### Consigne 1
D'après l'extrait du code électoral sur le vote des Centrafricains de l'étranger, combien de jours au moins avant le démarrage du recensement électoral le décret fixant la liste des pays doit-il être pris ?
### Consigne 2
Reprenez l'extrait du code électoral sur le vote des Centrafricains de l'étranger et poursuivez-le à partir de sa dernière phrase.
*** Extrait du texte
Art. 182 : Sur proposition de la CEI, en relation avec les Ministères en charge des Affaires Etrangères et de l’Administration du Territoire, un décret pris en Conseil des Ministres établit, trente (30) jours au moins avant le démarrage des opérations de recensement électoral et de révision de listes électorales, la liste des pays concernés. Tout candidat peut en demander copie.

Art. 183 : Les dispositions du Livre Premier du présent code sont applicables à la participation des Centrafricains établis ou résident hors de la République Centrafricaine aux élections du Président de la République et aux Référendums.

Art. 184 : Ne sont admis à prendre part au scrutin que ceux des Centrafricains qui sont établis ou résident dans un pays compris dans la juridiction d’une représentation diplomatique ou consulaire où sont organisées des opérations électorales et qui sont inscrits sur les listes électorales de la représentation diplomatique ou consulaire. Art. 1835 : Les listes électorales comprennent :

tous les électeurs qui ont leur domicile dans la juridiction de la représentation diplomatique ou consulaire où se trouve le pays d’organisation des opérations électorales ou qui y résident depuis six (6) mois au moins ;

ceux qui sont assujettis à une résidence obligatoire en qualité de fonctionnaire ainsi que des Agents de l’Etat ou des Etablissements publics et des entreprises privées.

Art. 186 : Les Centrafricains omis sur la liste électorale ou radiés de celle-ci par erreur purement matérielle peuvent, conformément à l’article 33 du présent code, jusqu’au jour du scrutin, saisir le Comité d’ambassade ou de consulat aux fins de leur inscription sur la liste électorale.
Les demandes d’inscription sont accompagnées de toutes les pièces justificatives de nature à établir le bien-fondé de la requête. Le Comité d’ambassade ou de consulat statue sans délai sur les demandes après consultation de la liste électorale. Les décisions du Comité d’ambassade ou de consulat peuvent faire l’objet d’un recours gracieux.
******
*** Données brutes
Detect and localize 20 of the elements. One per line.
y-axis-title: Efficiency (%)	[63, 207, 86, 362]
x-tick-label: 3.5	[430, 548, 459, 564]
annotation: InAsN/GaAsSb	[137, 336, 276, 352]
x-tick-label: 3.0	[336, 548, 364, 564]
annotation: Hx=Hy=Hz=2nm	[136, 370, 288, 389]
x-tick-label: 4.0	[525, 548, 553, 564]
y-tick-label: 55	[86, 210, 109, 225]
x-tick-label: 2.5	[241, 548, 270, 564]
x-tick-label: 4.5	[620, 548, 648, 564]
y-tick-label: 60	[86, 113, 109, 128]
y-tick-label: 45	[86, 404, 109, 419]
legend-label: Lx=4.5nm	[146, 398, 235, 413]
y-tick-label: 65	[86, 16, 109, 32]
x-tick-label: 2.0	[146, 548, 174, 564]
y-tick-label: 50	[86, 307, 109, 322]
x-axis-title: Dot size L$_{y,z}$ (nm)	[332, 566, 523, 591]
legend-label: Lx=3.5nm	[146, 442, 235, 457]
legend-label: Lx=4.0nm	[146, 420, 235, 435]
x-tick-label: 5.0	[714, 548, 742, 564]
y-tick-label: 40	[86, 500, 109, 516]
******
### Réponse 1
Trente (30) jours au moins.

### Réponse 2
Art. 187 : Les cartes d’électeur sont de même nature, dimension et couleur que celles utilisées en République Centrafricaine, pour les mêmes élections.

CHAPITRE II
DU SCRUTIN
Art. 188 : Le scrutin a lieu le même jour que celui fixé en République Centrafricaine.
Art. 189 : Le Comité d’ambassade ou de consulat contrôle l’ensemble des opérations électorales depuis l’ouverture du bureau de vote jusqu’à la publication et l’affichage des résultats dans le bureau concerné, conformément aux titres VIII, IX et X du Livre Premier du présent code.

Les représentants des candidats ont compétence dans un ou plusieurs bureaux de vote. Ils peuvent entrer librement dans ces bureaux et exiger l’inscription au procès-verbal de toutes les observations et contestations.
Art. 190 : Les opérations de dépouillement, de recensement des suffrages et de la publication des résultats sont effectuées conformément aux dispositions des articles 83 à 90 du présent code. Le comité d’ambassade ou de consulat, en collaboration avec le chef de la représentation diplomatique ou consulaire, transmet, par valise diplomatique à la Coordination Nationale de la CEI, les procès-verbaux des opérations électorales accompagnées des pièces qui doivent y être annexées.
En outre, il communique immédiatement à la Coordination Nationale de la CEI par télex, téléfax, Internet les résultats du vote.

DES DISPOSITIONS FINALES

Art. 267 : Tout candidat élu aux élections présidentielles, législatives régionales et municipales doit, avant son entrée en fonction, faire la déclaration de ses biens.
La déclaration ainsi faite doit être déposée à la cours constitutionnelle sous pli scellé.
Art. 268 : Les modalités d’application des dispositions du présent Code seront fixées, en tant que de besoin, par décret pris en Conseil des Ministres.
Art. 269 : La présente loi, qui abroge les dispositions de l’Ordonnance n°04.014 du 11 Août 2004, modifiée et complétée par l’Ordonnance n°04.016 du 21 Octobre 2004, sera enregistrée et publié au journal officiel.